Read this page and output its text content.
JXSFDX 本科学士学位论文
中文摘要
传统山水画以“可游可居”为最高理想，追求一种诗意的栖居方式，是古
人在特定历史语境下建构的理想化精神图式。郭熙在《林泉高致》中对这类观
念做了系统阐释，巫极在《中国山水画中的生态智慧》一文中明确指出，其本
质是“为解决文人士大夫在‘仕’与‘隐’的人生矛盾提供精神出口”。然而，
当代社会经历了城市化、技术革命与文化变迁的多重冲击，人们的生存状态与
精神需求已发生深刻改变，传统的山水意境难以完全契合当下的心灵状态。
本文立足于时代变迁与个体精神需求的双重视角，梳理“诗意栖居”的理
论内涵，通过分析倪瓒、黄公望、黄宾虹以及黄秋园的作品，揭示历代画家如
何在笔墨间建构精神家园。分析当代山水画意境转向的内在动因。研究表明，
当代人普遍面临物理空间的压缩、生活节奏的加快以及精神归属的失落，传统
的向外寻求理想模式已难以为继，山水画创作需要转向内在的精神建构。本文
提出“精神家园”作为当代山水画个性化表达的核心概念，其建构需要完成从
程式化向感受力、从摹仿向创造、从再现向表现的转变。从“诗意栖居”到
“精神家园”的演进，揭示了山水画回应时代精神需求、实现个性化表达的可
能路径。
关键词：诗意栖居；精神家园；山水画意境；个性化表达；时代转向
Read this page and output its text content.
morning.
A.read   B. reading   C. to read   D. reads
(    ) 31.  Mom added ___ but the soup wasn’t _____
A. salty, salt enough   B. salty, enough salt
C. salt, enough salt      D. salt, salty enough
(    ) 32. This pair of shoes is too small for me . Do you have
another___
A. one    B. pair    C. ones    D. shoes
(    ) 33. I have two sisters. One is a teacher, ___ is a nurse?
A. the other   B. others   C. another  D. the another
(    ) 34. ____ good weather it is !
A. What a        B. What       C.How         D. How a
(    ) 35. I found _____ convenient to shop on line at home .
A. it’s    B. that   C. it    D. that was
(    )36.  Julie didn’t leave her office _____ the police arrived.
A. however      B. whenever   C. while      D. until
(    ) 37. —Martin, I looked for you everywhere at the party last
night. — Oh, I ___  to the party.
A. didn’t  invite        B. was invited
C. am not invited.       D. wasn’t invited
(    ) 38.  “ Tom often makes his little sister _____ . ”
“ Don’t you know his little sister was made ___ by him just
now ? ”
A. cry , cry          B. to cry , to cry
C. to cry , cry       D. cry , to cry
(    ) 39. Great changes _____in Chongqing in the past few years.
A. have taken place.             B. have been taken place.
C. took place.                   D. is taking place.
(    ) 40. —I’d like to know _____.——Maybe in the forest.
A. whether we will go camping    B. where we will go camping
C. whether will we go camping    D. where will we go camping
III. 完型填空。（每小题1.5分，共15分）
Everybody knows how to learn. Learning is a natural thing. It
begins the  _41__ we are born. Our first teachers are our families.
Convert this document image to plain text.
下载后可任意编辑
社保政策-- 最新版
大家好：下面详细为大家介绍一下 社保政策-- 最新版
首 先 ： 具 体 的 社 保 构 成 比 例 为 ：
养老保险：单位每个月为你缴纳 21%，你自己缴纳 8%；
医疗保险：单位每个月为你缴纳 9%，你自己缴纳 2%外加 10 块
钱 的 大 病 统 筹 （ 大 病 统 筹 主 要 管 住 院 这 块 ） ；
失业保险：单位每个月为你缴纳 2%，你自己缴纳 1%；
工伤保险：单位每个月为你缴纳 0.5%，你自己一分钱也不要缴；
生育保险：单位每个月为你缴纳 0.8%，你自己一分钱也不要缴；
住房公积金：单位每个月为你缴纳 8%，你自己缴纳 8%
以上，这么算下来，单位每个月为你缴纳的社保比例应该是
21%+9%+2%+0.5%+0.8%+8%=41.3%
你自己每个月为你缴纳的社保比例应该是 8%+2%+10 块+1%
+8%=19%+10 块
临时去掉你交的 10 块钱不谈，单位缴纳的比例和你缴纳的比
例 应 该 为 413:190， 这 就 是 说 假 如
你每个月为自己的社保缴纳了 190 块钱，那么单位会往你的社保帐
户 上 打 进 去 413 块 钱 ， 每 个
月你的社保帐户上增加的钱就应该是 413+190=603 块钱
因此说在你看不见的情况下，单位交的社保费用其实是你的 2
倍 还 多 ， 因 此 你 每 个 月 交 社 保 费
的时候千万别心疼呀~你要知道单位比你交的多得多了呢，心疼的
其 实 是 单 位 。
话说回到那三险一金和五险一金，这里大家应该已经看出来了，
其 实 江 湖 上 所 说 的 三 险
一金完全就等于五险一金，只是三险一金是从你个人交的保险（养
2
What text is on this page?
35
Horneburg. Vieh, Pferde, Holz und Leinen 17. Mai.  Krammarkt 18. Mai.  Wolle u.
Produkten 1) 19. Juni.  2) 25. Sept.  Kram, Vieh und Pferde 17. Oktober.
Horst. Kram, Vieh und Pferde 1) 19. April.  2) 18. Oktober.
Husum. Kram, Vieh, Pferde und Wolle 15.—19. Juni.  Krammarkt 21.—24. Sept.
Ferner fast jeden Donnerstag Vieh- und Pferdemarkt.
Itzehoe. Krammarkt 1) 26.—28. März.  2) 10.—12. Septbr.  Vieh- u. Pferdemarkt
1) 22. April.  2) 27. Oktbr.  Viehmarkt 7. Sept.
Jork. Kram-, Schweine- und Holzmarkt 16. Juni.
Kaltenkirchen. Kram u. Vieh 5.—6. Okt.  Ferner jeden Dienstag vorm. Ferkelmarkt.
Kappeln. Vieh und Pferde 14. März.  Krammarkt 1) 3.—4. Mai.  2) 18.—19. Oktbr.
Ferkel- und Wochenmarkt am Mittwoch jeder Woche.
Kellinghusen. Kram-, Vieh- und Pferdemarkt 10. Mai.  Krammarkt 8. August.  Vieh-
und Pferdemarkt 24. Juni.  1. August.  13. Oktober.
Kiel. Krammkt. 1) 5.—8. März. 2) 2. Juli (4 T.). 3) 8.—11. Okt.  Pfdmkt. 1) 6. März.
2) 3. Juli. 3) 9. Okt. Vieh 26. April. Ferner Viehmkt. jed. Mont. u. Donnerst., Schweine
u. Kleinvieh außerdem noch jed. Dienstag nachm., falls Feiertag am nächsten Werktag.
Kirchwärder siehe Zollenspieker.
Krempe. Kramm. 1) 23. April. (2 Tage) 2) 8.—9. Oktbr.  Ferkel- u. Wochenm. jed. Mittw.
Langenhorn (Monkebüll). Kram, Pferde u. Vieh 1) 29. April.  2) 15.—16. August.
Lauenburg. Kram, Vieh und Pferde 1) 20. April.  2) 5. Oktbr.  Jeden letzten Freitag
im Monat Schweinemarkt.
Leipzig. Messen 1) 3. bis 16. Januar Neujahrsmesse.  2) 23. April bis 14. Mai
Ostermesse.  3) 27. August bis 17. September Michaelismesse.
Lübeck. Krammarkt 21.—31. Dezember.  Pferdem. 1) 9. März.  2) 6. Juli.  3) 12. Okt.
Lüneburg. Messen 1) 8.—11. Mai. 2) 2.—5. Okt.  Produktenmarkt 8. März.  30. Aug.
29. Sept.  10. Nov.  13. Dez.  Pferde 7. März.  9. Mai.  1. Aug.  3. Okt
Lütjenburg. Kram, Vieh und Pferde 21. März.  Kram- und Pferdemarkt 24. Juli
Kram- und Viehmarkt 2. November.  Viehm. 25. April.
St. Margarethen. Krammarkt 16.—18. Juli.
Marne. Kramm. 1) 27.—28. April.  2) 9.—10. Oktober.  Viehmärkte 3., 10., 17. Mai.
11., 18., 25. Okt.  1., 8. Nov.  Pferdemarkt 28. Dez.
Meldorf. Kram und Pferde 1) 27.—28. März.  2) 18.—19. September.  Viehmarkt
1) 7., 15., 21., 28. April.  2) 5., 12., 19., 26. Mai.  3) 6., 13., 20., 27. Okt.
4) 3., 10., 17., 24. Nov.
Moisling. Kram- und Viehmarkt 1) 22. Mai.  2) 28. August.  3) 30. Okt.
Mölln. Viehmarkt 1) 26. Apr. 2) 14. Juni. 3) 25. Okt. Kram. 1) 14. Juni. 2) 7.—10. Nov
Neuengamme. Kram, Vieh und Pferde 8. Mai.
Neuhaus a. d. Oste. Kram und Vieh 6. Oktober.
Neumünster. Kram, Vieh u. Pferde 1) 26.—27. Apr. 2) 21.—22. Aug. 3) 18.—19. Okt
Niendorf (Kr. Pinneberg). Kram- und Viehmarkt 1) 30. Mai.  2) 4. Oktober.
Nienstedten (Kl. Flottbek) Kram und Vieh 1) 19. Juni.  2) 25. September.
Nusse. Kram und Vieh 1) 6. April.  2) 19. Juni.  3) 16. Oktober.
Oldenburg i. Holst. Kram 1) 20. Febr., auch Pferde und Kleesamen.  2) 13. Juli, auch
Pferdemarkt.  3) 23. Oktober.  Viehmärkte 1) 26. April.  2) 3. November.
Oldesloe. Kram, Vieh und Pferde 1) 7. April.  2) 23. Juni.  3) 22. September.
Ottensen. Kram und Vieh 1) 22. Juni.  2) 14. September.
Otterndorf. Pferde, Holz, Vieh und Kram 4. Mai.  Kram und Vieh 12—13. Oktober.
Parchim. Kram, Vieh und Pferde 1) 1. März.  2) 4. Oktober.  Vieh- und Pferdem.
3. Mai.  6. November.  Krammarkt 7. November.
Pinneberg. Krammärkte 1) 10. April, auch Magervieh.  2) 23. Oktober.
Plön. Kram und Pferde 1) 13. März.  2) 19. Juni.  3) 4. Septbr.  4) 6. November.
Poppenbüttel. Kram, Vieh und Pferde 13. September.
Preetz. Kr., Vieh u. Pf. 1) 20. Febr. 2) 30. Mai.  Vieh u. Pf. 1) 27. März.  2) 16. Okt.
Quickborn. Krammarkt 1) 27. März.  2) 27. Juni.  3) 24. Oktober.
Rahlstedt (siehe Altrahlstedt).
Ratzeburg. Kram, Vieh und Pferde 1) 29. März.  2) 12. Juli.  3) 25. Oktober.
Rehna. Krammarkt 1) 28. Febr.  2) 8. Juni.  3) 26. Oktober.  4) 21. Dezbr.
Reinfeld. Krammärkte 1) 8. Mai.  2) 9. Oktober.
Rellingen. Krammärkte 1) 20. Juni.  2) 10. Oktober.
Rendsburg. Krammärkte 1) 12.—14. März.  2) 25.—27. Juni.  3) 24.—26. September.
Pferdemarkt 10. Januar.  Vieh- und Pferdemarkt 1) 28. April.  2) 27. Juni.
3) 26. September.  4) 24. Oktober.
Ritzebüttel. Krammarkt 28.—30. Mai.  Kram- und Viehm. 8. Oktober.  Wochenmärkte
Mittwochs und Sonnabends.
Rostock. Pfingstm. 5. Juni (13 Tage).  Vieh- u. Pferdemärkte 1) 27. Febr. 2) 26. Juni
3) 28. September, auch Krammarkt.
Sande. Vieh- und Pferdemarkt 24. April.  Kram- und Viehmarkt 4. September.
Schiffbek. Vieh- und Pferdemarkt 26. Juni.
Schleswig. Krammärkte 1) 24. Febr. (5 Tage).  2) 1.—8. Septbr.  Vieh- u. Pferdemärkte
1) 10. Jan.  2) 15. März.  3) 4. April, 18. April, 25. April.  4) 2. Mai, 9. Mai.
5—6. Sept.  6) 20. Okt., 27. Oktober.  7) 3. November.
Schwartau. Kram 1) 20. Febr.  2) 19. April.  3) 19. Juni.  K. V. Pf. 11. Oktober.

************

* To do *
Go through the entries above and copy every line containing "will".

* Written response *
A. whether we will go camping    B. where we will go camping
C. whether will we go camping    D. where will we go camping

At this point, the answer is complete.